§ PASSAGE
(begin)

# Brazosport RC FT



## RexG

It's printed in the EE premium, but just to make sure all get the message:

The Amateur All-Age stake will start on Friday, April 15, at approximately 2:30pm. If a handler cannot make it, they will be allowed to start on Saturday morning beginning at 8am.

The Derby stake will not start on Saturday, April 16, until after the Qualifying All-Age stake ends due to land/water availability constraints.


----------



## RexG

Reminder: Some 15,000 MS-150 bike riders will pass through Fayetteville on Saturday on the main paved road through town. BRC signs will be posted to use back gates and back roads to move between the three properties. The EE map shows some of the back roads.

(end)

§ PROMPT A
Convert the entries, from the first one through the line holding "html-text:A: A <box>6 0 19 19</box>" inclusive, into a Markdown table with the columns Row and Entry, omitting blank lines.

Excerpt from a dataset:
(begin)

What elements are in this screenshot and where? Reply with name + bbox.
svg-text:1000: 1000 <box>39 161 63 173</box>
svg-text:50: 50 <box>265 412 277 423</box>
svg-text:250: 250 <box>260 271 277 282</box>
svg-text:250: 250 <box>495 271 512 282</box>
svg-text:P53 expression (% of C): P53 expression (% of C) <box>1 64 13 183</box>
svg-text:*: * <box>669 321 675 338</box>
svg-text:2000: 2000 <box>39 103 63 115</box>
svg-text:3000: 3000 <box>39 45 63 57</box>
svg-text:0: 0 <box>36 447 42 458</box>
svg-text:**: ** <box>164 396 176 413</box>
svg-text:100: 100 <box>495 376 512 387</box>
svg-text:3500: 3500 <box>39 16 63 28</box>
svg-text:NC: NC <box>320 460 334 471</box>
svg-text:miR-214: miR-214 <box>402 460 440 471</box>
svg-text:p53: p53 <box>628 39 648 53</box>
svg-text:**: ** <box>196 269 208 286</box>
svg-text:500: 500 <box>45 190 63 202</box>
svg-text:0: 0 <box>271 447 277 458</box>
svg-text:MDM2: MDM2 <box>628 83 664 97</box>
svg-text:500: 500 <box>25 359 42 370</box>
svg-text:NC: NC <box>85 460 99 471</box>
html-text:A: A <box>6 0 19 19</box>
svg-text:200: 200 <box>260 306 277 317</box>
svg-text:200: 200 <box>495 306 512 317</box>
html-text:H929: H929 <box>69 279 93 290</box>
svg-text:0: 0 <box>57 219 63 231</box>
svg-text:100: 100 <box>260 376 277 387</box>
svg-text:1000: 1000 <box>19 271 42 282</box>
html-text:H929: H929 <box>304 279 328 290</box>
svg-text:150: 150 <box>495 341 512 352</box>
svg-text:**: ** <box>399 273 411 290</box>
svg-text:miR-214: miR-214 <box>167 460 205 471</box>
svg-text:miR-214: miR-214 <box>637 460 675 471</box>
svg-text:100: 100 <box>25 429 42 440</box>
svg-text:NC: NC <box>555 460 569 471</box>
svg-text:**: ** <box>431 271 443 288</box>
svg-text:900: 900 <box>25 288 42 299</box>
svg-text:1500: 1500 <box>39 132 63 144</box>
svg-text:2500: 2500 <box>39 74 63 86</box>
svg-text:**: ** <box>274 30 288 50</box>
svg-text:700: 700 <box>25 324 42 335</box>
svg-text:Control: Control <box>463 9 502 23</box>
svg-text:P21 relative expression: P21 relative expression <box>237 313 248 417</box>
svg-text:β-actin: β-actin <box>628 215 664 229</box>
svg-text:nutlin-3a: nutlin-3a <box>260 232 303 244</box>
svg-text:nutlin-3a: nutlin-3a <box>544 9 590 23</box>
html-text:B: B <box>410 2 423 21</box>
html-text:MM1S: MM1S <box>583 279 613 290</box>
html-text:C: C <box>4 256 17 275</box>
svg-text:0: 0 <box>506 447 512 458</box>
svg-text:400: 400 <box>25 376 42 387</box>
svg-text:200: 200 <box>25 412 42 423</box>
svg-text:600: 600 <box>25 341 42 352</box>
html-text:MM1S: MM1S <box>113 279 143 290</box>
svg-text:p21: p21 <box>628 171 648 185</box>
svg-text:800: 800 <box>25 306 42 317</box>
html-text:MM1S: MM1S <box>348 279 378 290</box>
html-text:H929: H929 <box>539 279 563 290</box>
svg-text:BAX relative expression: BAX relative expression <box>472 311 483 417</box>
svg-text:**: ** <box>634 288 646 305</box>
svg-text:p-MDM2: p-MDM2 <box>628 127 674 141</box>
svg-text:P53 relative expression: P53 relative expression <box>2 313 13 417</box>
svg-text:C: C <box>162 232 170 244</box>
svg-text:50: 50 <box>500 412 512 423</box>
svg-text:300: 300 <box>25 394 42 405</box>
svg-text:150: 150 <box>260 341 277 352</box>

(end)

§ PROMPT B
Reproduce the forum thread word for word between "It's printed in" and "land/water availability constraints.", inclusive.

§ COMPLETE RESPONSE A
| Row | Entry |
|---|---|
| 1 | What elements are in this screenshot and where? Reply with name + bbox. |
| 2 | svg-text:1000: 1000 <box>39 161 63 173</box> |
| 3 | svg-text:50: 50 <box>265 412 277 423</box> |
| 4 | svg-text:250: 250 <box>260 271 277 282</box> |
| 5 | svg-text:250: 250 <box>495 271 512 282</box> |
| 6 | svg-text:P53 expression (% of C): P53 expression (% of C) <box>1 64 13 183</box> |
| 7 | svg-text:*: * <box>669 321 675 338</box> |
| 8 | svg-text:2000: 2000 <box>39 103 63 115</box> |
| 9 | svg-text:3000: 3000 <box>39 45 63 57</box> |
| 10 | svg-text:0: 0 <box>36 447 42 458</box> |
| 11 | svg-text:**: ** <box>164 396 176 413</box> |
| 12 | svg-text:100: 100 <box>495 376 512 387</box> |
| 13 | svg-text:3500: 3500 <box>39 16 63 28</box> |
| 14 | svg-text:NC: NC <box>320 460 334 471</box> |
| 15 | svg-text:miR-214: miR-214 <box>402 460 440 471</box> |
| 16 | svg-text:p53: p53 <box>628 39 648 53</box> |
| 17 | svg-text:**: ** <box>196 269 208 286</box> |
| 18 | svg-text:500: 500 <box>45 190 63 202</box> |
| 19 | svg-text:0: 0 <box>271 447 277 458</box> |
| 20 | svg-text:MDM2: MDM2 <box>628 83 664 97</box> |
| 21 | svg-text:500: 500 <box>25 359 42 370</box> |
| 22 | svg-text:NC: NC <box>85 460 99 471</box> |
| 23 | html-text:A: A <box>6 0 19 19</box> |

§ COMPLETE RESPONSE B
It's printed in the EE premium, but just to make sure all get the message:

The Amateur All-Age stake will start on Friday, April 15, at approximately 2:30pm. If a handler cannot make it, they will be allowed to start on Saturday morning beginning at 8am.

The Derby stake will not start on Saturday, April 16, until after the Qualifying All-Age stake ends due to land/water availability constraints.